>> Begin DATA ENTRIES

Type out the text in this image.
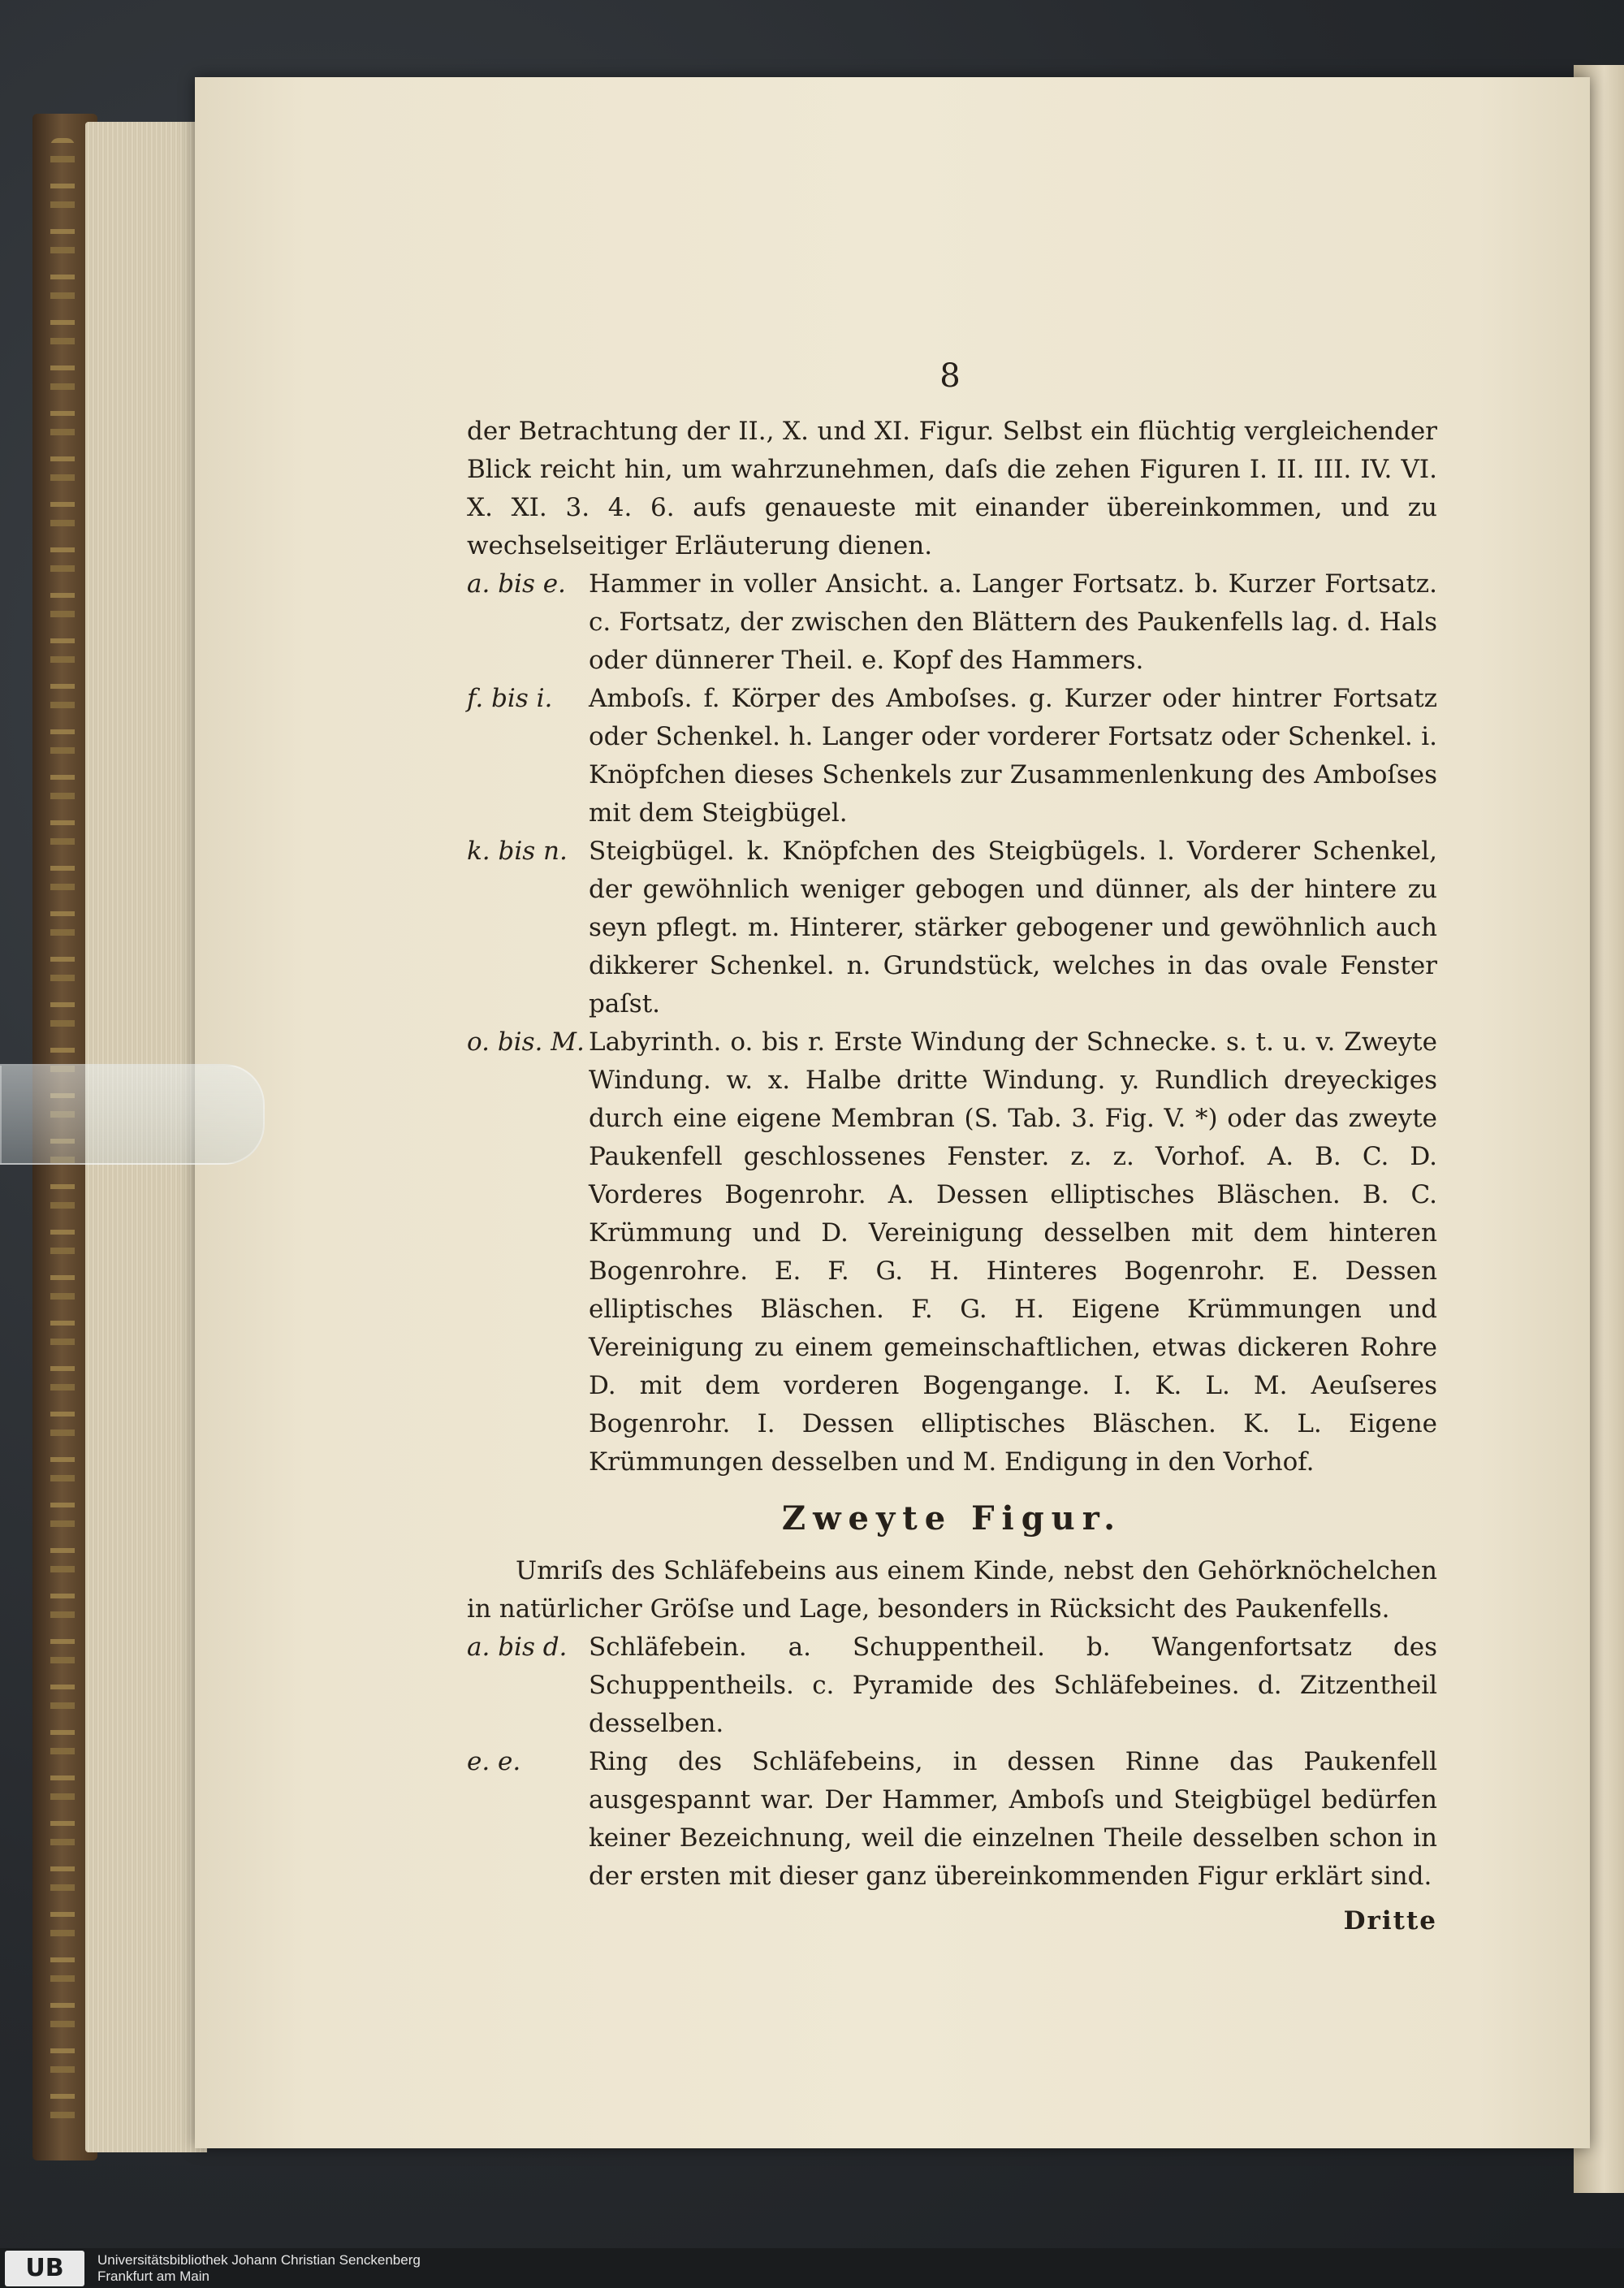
8
der Betrachtung der II., X. und XI. Figur. Selbst ein flüchtig vergleichender Blick reicht hin, um wahrzunehmen, daſs die zehen Figuren I. II. III. IV. VI. X. XI. 3. 4. 6. aufs genaueste mit einander übereinkommen, und zu wechselseitiger Erläuterung dienen.
a. bis e. Hammer in voller Ansicht. a. Langer Fortsatz. b. Kurzer Fortsatz. c. Fortsatz, der zwischen den Blättern des Paukenfells lag. d. Hals oder dünnerer Theil. e. Kopf des Hammers.
f. bis i.	Amboſs. f. Körper des Amboſses. g. Kurzer oder hintrer Fortsatz oder Schenkel. h. Langer oder vorderer Fortsatz oder Schenkel. i. Knöpfchen dieses Schenkels zur Zusammenlenkung des Amboſses mit dem Steigbügel.
k. bis n. Steigbügel. k. Knöpfchen des Steigbügels. l. Vorderer Schenkel, der gewöhnlich weniger gebogen und dünner, als der hintere zu seyn pflegt. m. Hinterer, stärker gebogener und gewöhnlich auch dikkerer Schenkel. n. Grundstück, welches in das ovale Fenster paſst.
o. bis. M. Labyrinth. o. bis r. Erste Windung der Schnecke. s. t. u. v. Zweyte Windung. w. x. Halbe dritte Windung. y. Rundlich dreyeckiges durch eine eigene Membran (S. Tab. 3. Fig. V. *) oder das zweyte Paukenfell geschlossenes Fenster. z. z. Vorhof. A. B. C. D. Vorderes Bogenrohr. A. Dessen elliptisches Bläschen. B. C. Krümmung und D. Vereinigung desselben mit dem hinteren Bogenrohre. E. F. G. H. Hinteres Bogenrohr. E. Dessen elliptisches Bläschen. F. G. H. Eigene Krümmungen und Vereinigung zu einem gemeinschaftlichen, etwas dickeren Rohre D. mit dem vorderen Bogengange. I. K. L. M. Aeuſseres Bogenrohr. I. Dessen elliptisches Bläschen. K. L. Eigene Krümmungen desselben und M. Endigung in den Vorhof.
Zweyte Figur.
Umriſs des Schläfebeins aus einem Kinde, nebst den Gehörknöchelchen in natürlicher Gröſse und Lage, besonders in Rücksicht des Paukenfells.
a. bis d. Schläfebein. a. Schuppentheil. b. Wangenfortsatz des Schuppentheils. c. Pyramide des Schläfebeines. d. Zitzentheil desselben.
e. e.	Ring des Schläfebeins, in dessen Rinne das Paukenfell ausgespannt war. Der Hammer, Amboſs und Steigbügel bedürfen keiner Bezeichnung, weil die einzelnen Theile desselben schon in der ersten mit dieser ganz übereinkommenden Figur erklärt sind.
Dritte
UB	Universitätsbibliothek Johann Christian Senckenberg
Frankfurt am Main
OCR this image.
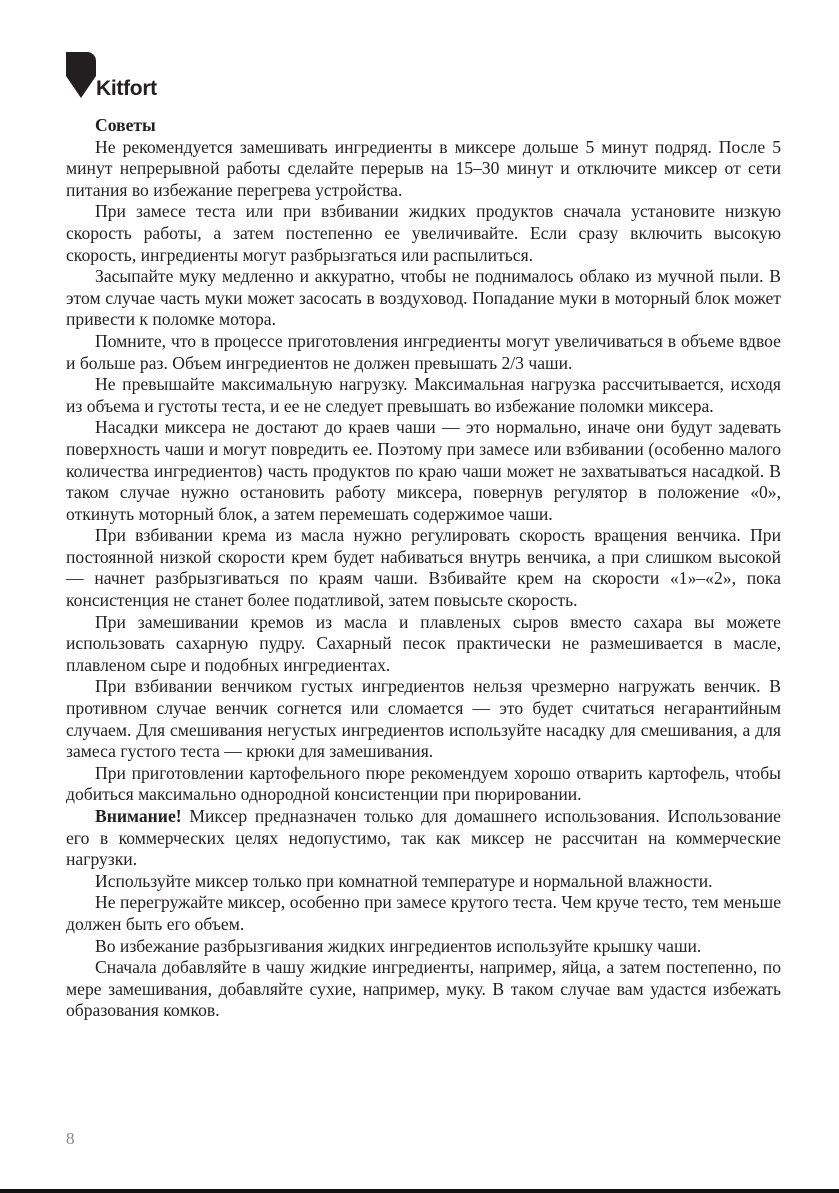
Kitfort

Советы

Не рекомендуется замешивать ингредиенты в миксере дольше 5 минут подряд. После 5 минут непрерывной работы сделайте перерыв на 15–30 минут и отключите миксер от сети питания во избежание перегрева устройства.

При замесе теста или при взбивании жидких продуктов сначала установите низкую скорость работы, а затем постепенно ее увеличивайте. Если сразу включить высокую скорость, ингредиенты могут разбрызгаться или распылиться.

Засыпайте муку медленно и аккуратно, чтобы не поднималось облако из мучной пыли. В этом случае часть муки может засосать в воздуховод. Попадание муки в моторный блок может привести к поломке мотора.

Помните, что в процессе приготовления ингредиенты могут увеличиваться в объеме вдвое и больше раз. Объем ингредиентов не должен превышать 2/3 чаши.

Не превышайте максимальную нагрузку. Максимальная нагрузка рассчитывается, исходя из объема и густоты теста, и ее не следует превышать во избежание поломки миксера.

Насадки миксера не достают до краев чаши — это нормально, иначе они будут задевать поверхность чаши и могут повредить ее. Поэтому при замесе или взбивании (особенно малого количества ингредиентов) часть продуктов по краю чаши может не захватываться насадкой. В таком случае нужно остановить работу миксера, повернув регулятор в положение «0», откинуть моторный блок, а затем перемешать содержимое чаши.

При взбивании крема из масла нужно регулировать скорость вращения венчика. При постоянной низкой скорости крем будет набиваться внутрь венчика, а при слишком высокой — начнет разбрызгиваться по краям чаши. Взбивайте крем на скорости «1»–«2», пока консистенция не станет более податливой, затем повысьте скорость.

При замешивании кремов из масла и плавленых сыров вместо сахара вы можете использовать сахарную пудру. Сахарный песок практически не размешивается в масле, плавленом сыре и подобных ингредиентах.

При взбивании венчиком густых ингредиентов нельзя чрезмерно нагружать венчик. В противном случае венчик согнется или сломается — это будет считаться негарантийным случаем. Для смешивания негустых ингредиентов используйте насадку для смешивания, а для замеса густого теста — крюки для замешивания.

При приготовлении картофельного пюре рекомендуем хорошо отварить картофель, чтобы добиться максимально однородной консистенции при пюрировании.

Внимание! Миксер предназначен только для домашнего использования. Использование его в коммерческих целях недопустимо, так как миксер не рассчитан на коммерческие нагрузки.

Используйте миксер только при комнатной температуре и нормальной влажности.

Не перегружайте миксер, особенно при замесе крутого теста. Чем круче тесто, тем меньше должен быть его объем.

Во избежание разбрызгивания жидких ингредиентов используйте крышку чаши.

Сначала добавляйте в чашу жидкие ингредиенты, например, яйца, а затем постепенно, по мере замешивания, добавляйте сухие, например, муку. В таком случае вам удастся избежать образования комков.

8
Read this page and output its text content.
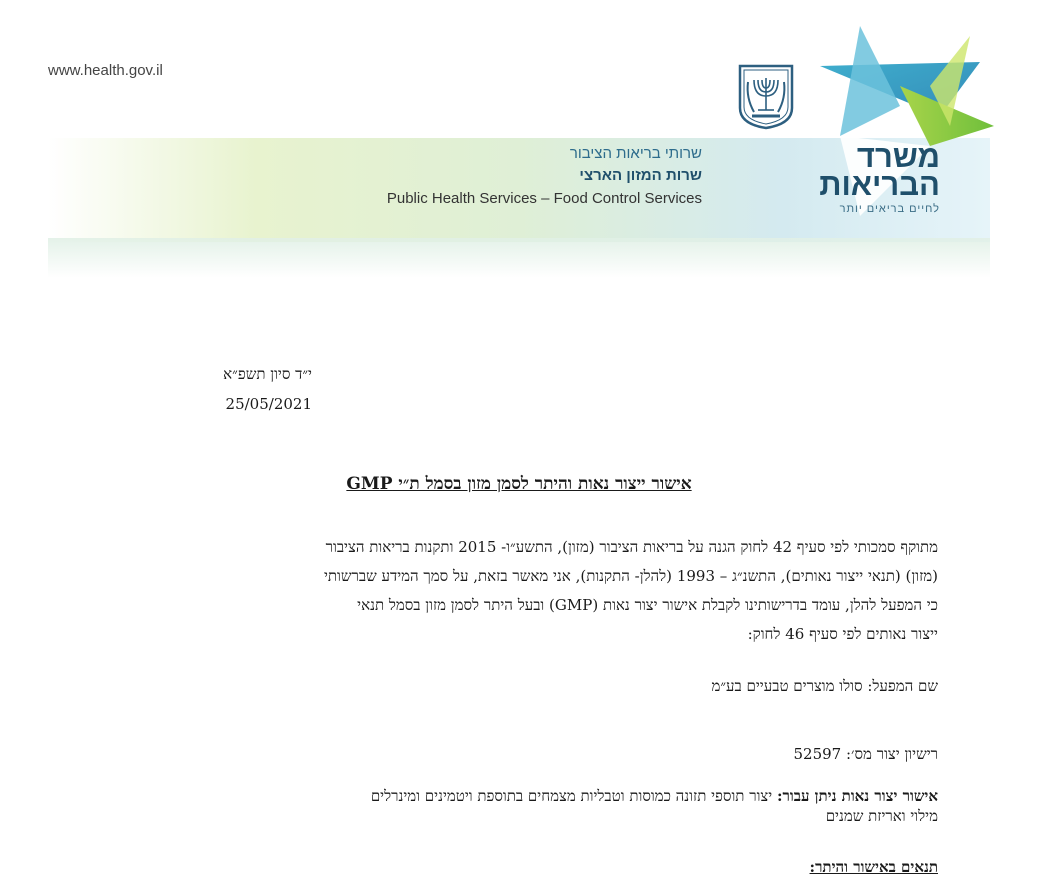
www.health.gov.il
שרותי בריאות הציבור
שרות המזון הארצי
Public Health Services – Food Control Services
משרד
הבריאות
לחיים בריאים יותר
י״ד סיון תשפ״א
25/05/2021
אישור ייצור נאות והיתר לסמן מזון בסמל ת״י GMP
מתוקף סמכותי לפי סעיף 42 לחוק הגנה על בריאות הציבור (מזון), התשע״ו- 2015 ותקנות בריאות הציבור
(מזון) (תנאי ייצור נאותים), התשנ״ג – 1993 (להלן- התקנות), אני מאשר בזאת, על סמך המידע שברשותי
כי המפעל להלן, עומד בדרישותינו לקבלת אישור יצור נאות (GMP) ובעל היתר לסמן מזון בסמל תנאי
ייצור נאותים לפי סעיף 46 לחוק:
שם המפעל: סולו מוצרים טבעיים בע״מ
רישיון יצור מס׳: 52597
אישור יצור נאות ניתן עבור: יצור תוספי תזונה כמוסות וטבליות מצמחים בתוספת ויטמינים ומינרלים
מילוי ואריזת שמנים
תנאים באישור והיתר:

>> End DATA ENTRIES

YOUR TASK:
Reproduce every record word for word. The copy must contain no pictures.

ANSWER TO THIS PROBLEM:
Type out the text in this image.
8
der Betrachtung der II., X. und XI. Figur. Selbst ein flüchtig vergleichender Blick reicht hin, um wahrzunehmen, daſs die zehen Figuren I. II. III. IV. VI. X. XI. 3. 4. 6. aufs genaueste mit einander übereinkommen, und zu wechselseitiger Erläuterung dienen.
a. bis e. Hammer in voller Ansicht. a. Langer Fortsatz. b. Kurzer Fortsatz. c. Fortsatz, der zwischen den Blättern des Paukenfells lag. d. Hals oder dünnerer Theil. e. Kopf des Hammers.
f. bis i.	Amboſs. f. Körper des Amboſses. g. Kurzer oder hintrer Fortsatz oder Schenkel. h. Langer oder vorderer Fortsatz oder Schenkel. i. Knöpfchen dieses Schenkels zur Zusammenlenkung des Amboſses mit dem Steigbügel.
k. bis n. Steigbügel. k. Knöpfchen des Steigbügels. l. Vorderer Schenkel, der gewöhnlich weniger gebogen und dünner, als der hintere zu seyn pflegt. m. Hinterer, stärker gebogener und gewöhnlich auch dikkerer Schenkel. n. Grundstück, welches in das ovale Fenster paſst.
o. bis. M. Labyrinth. o. bis r. Erste Windung der Schnecke. s. t. u. v. Zweyte Windung. w. x. Halbe dritte Windung. y. Rundlich dreyeckiges durch eine eigene Membran (S. Tab. 3. Fig. V. *) oder das zweyte Paukenfell geschlossenes Fenster. z. z. Vorhof. A. B. C. D. Vorderes Bogenrohr. A. Dessen elliptisches Bläschen. B. C. Krümmung und D. Vereinigung desselben mit dem hinteren Bogenrohre. E. F. G. H. Hinteres Bogenrohr. E. Dessen elliptisches Bläschen. F. G. H. Eigene Krümmungen und Vereinigung zu einem gemeinschaftlichen, etwas dickeren Rohre D. mit dem vorderen Bogengange. I. K. L. M. Aeuſseres Bogenrohr. I. Dessen elliptisches Bläschen. K. L. Eigene Krümmungen desselben und M. Endigung in den Vorhof.
Zweyte Figur.
Umriſs des Schläfebeins aus einem Kinde, nebst den Gehörknöchelchen in natürlicher Gröſse und Lage, besonders in Rücksicht des Paukenfells.
a. bis d. Schläfebein. a. Schuppentheil. b. Wangenfortsatz des Schuppentheils. c. Pyramide des Schläfebeines. d. Zitzentheil desselben.
e. e.	Ring des Schläfebeins, in dessen Rinne das Paukenfell ausgespannt war. Der Hammer, Amboſs und Steigbügel bedürfen keiner Bezeichnung, weil die einzelnen Theile desselben schon in der ersten mit dieser ganz übereinkommenden Figur erklärt sind.
Dritte
UB	Universitätsbibliothek Johann Christian Senckenberg
Frankfurt am Main
OCR this image.
Kitfort

Советы

Не рекомендуется замешивать ингредиенты в миксере дольше 5 минут подряд. После 5 минут непрерывной работы сделайте перерыв на 15–30 минут и отключите миксер от сети питания во избежание перегрева устройства.

При замесе теста или при взбивании жидких продуктов сначала установите низкую скорость работы, а затем постепенно ее увеличивайте. Если сразу включить высокую скорость, ингредиенты могут разбрызгаться или распылиться.

Засыпайте муку медленно и аккуратно, чтобы не поднималось облако из мучной пыли. В этом случае часть муки может засосать в воздуховод. Попадание муки в моторный блок может привести к поломке мотора.

Помните, что в процессе приготовления ингредиенты могут увеличиваться в объеме вдвое и больше раз. Объем ингредиентов не должен превышать 2/3 чаши.

Не превышайте максимальную нагрузку. Максимальная нагрузка рассчитывается, исходя из объема и густоты теста, и ее не следует превышать во избежание поломки миксера.

Насадки миксера не достают до краев чаши — это нормально, иначе они будут задевать поверхность чаши и могут повредить ее. Поэтому при замесе или взбивании (особенно малого количества ингредиентов) часть продуктов по краю чаши может не захватываться насадкой. В таком случае нужно остановить работу миксера, повернув регулятор в положение «0», откинуть моторный блок, а затем перемешать содержимое чаши.

При взбивании крема из масла нужно регулировать скорость вращения венчика. При постоянной низкой скорости крем будет набиваться внутрь венчика, а при слишком высокой — начнет разбрызгиваться по краям чаши. Взбивайте крем на скорости «1»–«2», пока консистенция не станет более податливой, затем повысьте скорость.

При замешивании кремов из масла и плавленых сыров вместо сахара вы можете использовать сахарную пудру. Сахарный песок практически не размешивается в масле, плавленом сыре и подобных ингредиентах.

При взбивании венчиком густых ингредиентов нельзя чрезмерно нагружать венчик. В противном случае венчик согнется или сломается — это будет считаться негарантийным случаем. Для смешивания негустых ингредиентов используйте насадку для смешивания, а для замеса густого теста — крюки для замешивания.

При приготовлении картофельного пюре рекомендуем хорошо отварить картофель, чтобы добиться максимально однородной консистенции при пюрировании.

Внимание! Миксер предназначен только для домашнего использования. Использование его в коммерческих целях недопустимо, так как миксер не рассчитан на коммерческие нагрузки.

Используйте миксер только при комнатной температуре и нормальной влажности.

Не перегружайте миксер, особенно при замесе крутого теста. Чем круче тесто, тем меньше должен быть его объем.

Во избежание разбрызгивания жидких ингредиентов используйте крышку чаши.

Сначала добавляйте в чашу жидкие ингредиенты, например, яйца, а затем постепенно, по мере замешивания, добавляйте сухие, например, муку. В таком случае вам удастся избежать образования комков.

8
Read this page and output its text content.
www.health.gov.il
שרותי בריאות הציבור
שרות המזון הארצי
Public Health Services – Food Control Services
משרד
הבריאות
לחיים בריאים יותר
י״ד סיון תשפ״א
25/05/2021
אישור ייצור נאות והיתר לסמן מזון בסמל ת״י GMP
מתוקף סמכותי לפי סעיף 42 לחוק הגנה על בריאות הציבור (מזון), התשע״ו- 2015 ותקנות בריאות הציבור
(מזון) (תנאי ייצור נאותים), התשנ״ג – 1993 (להלן- התקנות), אני מאשר בזאת, על סמך המידע שברשותי
כי המפעל להלן, עומד בדרישותינו לקבלת אישור יצור נאות (GMP) ובעל היתר לסמן מזון בסמל תנאי
ייצור נאותים לפי סעיף 46 לחוק:
שם המפעל: סולו מוצרים טבעיים בע״מ
רישיון יצור מס׳: 52597
אישור יצור נאות ניתן עבור: יצור תוספי תזונה כמוסות וטבליות מצמחים בתוספת ויטמינים ומינרלים
מילוי ואריזת שמנים
תנאים באישור והיתר:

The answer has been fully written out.